### What is required
From the entries that follow, list every line in which the string "Number" appears.

### Task input
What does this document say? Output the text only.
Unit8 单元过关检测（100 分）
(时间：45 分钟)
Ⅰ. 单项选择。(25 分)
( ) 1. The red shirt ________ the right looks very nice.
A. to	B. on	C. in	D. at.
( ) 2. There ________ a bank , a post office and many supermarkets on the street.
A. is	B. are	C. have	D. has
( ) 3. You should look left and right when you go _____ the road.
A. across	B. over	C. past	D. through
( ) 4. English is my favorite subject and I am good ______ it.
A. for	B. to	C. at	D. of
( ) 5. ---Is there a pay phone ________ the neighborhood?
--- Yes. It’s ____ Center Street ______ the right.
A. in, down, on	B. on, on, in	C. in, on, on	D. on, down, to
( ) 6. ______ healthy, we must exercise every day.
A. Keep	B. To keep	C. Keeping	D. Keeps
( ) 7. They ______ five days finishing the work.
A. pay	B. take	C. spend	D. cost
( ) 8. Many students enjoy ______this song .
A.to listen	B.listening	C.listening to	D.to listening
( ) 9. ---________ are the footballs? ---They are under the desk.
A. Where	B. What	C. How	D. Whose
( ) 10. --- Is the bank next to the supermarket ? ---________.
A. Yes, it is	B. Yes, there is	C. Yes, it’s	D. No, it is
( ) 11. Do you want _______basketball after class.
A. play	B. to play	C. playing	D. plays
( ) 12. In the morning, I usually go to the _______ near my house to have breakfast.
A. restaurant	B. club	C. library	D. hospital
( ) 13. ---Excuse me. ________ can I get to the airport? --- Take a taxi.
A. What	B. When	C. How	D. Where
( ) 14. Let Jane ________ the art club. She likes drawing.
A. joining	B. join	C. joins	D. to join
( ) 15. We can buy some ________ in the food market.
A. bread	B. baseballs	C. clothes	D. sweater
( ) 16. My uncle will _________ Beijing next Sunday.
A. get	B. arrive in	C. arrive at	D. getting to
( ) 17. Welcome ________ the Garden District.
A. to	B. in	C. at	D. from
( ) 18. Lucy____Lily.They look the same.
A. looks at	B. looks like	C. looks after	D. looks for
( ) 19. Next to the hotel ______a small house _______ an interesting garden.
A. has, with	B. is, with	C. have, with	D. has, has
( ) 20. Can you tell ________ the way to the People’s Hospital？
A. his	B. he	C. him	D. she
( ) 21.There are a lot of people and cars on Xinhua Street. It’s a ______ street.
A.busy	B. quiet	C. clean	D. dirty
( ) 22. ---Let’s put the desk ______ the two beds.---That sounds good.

--

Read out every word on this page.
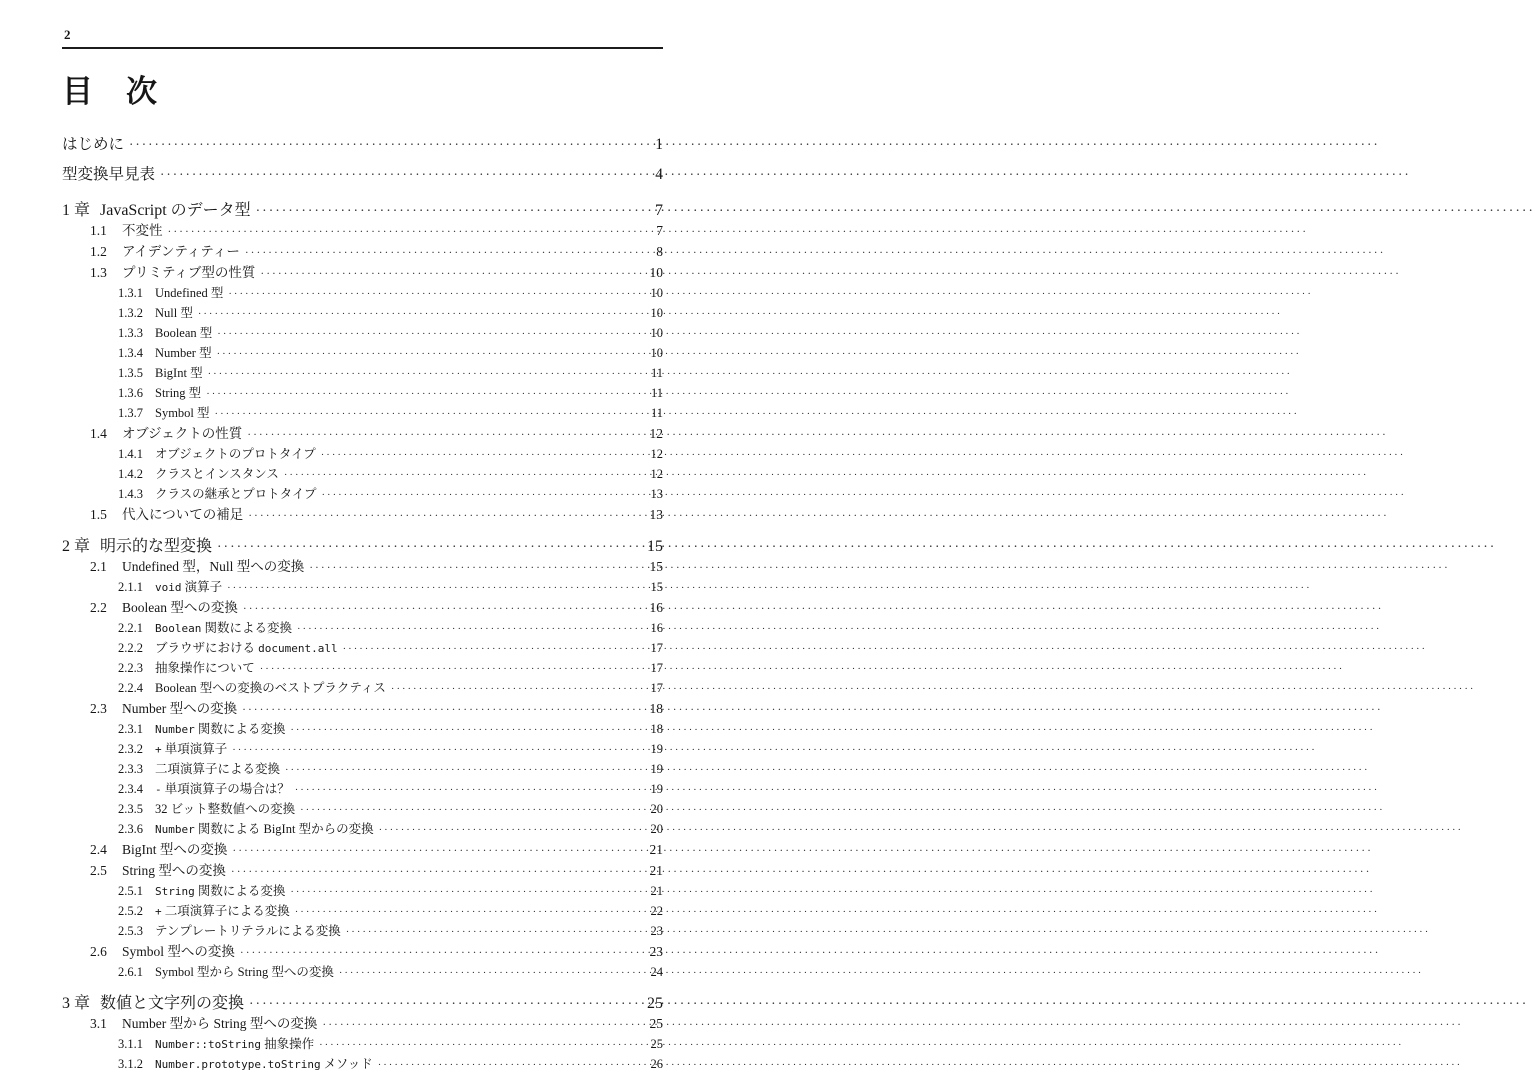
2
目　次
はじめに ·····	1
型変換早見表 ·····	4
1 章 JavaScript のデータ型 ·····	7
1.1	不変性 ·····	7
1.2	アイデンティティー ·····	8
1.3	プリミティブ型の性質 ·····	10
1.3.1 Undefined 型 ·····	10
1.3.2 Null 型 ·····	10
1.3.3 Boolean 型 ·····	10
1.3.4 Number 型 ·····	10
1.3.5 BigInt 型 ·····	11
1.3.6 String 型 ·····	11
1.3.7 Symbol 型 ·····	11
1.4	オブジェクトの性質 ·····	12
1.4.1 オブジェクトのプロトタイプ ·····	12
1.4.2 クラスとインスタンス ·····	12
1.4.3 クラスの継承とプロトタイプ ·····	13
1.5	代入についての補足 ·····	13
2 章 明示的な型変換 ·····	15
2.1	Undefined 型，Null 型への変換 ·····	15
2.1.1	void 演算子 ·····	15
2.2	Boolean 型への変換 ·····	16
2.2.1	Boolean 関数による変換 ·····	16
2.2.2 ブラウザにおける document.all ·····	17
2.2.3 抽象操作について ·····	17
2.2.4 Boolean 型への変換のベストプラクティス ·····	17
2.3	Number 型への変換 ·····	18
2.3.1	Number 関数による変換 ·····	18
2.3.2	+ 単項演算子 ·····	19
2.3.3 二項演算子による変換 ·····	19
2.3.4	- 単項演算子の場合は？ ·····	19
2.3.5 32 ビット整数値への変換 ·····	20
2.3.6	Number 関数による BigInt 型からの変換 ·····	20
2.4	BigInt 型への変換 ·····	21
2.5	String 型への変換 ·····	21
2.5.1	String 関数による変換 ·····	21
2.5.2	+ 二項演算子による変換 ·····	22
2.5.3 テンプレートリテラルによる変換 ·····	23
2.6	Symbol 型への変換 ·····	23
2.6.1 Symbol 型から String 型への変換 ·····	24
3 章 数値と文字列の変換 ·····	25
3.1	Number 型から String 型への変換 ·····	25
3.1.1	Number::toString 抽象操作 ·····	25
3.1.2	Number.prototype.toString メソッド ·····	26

...

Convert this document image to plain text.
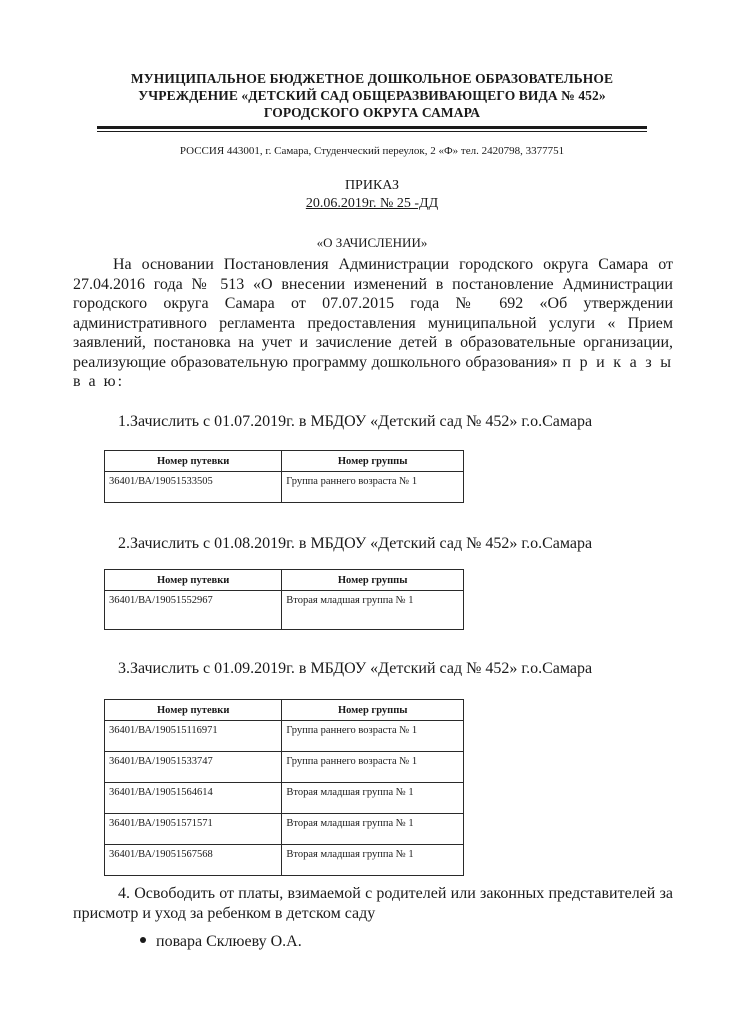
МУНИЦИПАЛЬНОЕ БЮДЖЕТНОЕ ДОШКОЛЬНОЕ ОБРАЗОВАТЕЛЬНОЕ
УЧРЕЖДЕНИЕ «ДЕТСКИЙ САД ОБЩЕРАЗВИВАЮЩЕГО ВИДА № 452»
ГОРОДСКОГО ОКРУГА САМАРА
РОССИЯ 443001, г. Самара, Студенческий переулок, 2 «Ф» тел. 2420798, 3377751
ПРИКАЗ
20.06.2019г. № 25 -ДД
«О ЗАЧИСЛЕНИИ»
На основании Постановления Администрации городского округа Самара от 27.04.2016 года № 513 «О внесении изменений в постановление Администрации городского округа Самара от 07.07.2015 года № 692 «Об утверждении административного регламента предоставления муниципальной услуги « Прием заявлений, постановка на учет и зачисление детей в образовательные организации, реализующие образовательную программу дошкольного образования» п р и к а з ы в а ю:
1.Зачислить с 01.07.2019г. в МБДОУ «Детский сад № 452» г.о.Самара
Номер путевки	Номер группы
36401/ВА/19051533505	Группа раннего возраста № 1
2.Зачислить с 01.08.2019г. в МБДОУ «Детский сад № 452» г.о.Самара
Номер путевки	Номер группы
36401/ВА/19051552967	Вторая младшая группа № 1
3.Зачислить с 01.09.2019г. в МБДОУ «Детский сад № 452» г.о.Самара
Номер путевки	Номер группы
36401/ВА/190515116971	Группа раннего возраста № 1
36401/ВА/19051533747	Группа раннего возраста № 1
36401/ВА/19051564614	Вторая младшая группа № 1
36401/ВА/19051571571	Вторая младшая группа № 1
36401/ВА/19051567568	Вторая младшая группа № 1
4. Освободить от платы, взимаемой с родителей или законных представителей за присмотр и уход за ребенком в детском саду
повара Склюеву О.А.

### The output
1.3.4 Number 型 ·····	10
2.3	Number 型への変換 ·····	18
2.3.1	Number 関数による変換 ·····	18
2.3.6	Number 関数による BigInt 型からの変換 ·····	20
3.1	Number 型から String 型への変換 ·····	25
3.1.1	Number::toString 抽象操作 ·····	25
3.1.2	Number.prototype.toString メソッド ·····	26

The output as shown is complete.